[Stored data entries]

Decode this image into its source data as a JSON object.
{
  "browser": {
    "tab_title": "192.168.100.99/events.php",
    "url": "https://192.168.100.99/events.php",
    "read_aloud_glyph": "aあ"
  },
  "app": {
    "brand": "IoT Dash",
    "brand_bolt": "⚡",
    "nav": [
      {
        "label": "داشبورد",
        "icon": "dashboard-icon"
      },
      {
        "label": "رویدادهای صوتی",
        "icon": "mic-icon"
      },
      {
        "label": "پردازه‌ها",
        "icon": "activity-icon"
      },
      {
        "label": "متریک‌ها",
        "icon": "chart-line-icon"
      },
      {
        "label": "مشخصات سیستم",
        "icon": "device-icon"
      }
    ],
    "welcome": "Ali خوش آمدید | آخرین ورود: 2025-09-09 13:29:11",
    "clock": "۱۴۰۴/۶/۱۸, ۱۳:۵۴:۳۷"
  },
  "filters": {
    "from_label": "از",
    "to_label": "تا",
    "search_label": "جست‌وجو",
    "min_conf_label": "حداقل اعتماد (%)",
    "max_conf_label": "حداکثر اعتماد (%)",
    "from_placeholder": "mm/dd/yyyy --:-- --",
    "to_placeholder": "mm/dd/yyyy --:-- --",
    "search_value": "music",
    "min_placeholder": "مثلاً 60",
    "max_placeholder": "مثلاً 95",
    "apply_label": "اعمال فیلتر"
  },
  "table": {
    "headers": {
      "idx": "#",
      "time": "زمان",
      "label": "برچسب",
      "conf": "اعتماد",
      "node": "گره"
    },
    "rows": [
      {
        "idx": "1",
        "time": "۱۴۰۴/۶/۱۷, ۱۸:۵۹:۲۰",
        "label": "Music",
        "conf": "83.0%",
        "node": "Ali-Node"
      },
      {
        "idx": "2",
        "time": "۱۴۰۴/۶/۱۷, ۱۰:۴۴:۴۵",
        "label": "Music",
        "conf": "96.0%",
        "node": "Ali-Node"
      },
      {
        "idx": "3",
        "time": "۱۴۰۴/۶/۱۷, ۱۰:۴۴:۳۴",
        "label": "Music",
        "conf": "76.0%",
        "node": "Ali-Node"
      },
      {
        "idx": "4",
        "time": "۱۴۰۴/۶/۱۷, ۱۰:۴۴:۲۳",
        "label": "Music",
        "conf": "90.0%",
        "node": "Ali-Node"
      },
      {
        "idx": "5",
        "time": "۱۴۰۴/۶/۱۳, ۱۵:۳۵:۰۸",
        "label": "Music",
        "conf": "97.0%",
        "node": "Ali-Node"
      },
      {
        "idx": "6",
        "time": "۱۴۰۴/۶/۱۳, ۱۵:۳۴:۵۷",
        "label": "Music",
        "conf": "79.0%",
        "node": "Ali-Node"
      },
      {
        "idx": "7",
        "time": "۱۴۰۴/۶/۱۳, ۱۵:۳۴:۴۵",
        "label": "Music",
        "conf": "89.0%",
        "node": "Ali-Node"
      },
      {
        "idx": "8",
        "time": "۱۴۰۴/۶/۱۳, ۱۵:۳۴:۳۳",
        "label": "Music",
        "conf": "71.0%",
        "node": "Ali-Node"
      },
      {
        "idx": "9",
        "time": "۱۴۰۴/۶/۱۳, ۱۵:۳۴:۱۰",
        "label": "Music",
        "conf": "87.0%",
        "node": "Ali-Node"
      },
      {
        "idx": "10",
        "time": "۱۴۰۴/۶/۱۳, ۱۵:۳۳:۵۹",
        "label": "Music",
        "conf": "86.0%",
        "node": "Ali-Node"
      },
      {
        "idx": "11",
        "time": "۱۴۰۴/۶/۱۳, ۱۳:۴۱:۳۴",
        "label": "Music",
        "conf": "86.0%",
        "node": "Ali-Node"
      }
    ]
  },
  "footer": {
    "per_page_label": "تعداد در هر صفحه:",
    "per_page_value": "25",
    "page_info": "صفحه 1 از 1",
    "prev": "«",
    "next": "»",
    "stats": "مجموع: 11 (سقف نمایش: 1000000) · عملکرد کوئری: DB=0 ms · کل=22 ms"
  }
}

◆ Given task
Read through the entries and copy every line that includes "time".

◆ Task solution
      "time": "زمان",
        "time": "۱۴۰۴/۶/۱۷, ۱۸:۵۹:۲۰",
        "time": "۱۴۰۴/۶/۱۷, ۱۰:۴۴:۴۵",
        "time": "۱۴۰۴/۶/۱۷, ۱۰:۴۴:۳۴",
        "time": "۱۴۰۴/۶/۱۷, ۱۰:۴۴:۲۳",
        "time": "۱۴۰۴/۶/۱۳, ۱۵:۳۵:۰۸",
        "time": "۱۴۰۴/۶/۱۳, ۱۵:۳۴:۵۷",
        "time": "۱۴۰۴/۶/۱۳, ۱۵:۳۴:۴۵",
        "time": "۱۴۰۴/۶/۱۳, ۱۵:۳۴:۳۳",
        "time": "۱۴۰۴/۶/۱۳, ۱۵:۳۴:۱۰",
        "time": "۱۴۰۴/۶/۱۳, ۱۵:۳۳:۵۹",
        "time": "۱۴۰۴/۶/۱۳, ۱۳:۴۱:۳۴",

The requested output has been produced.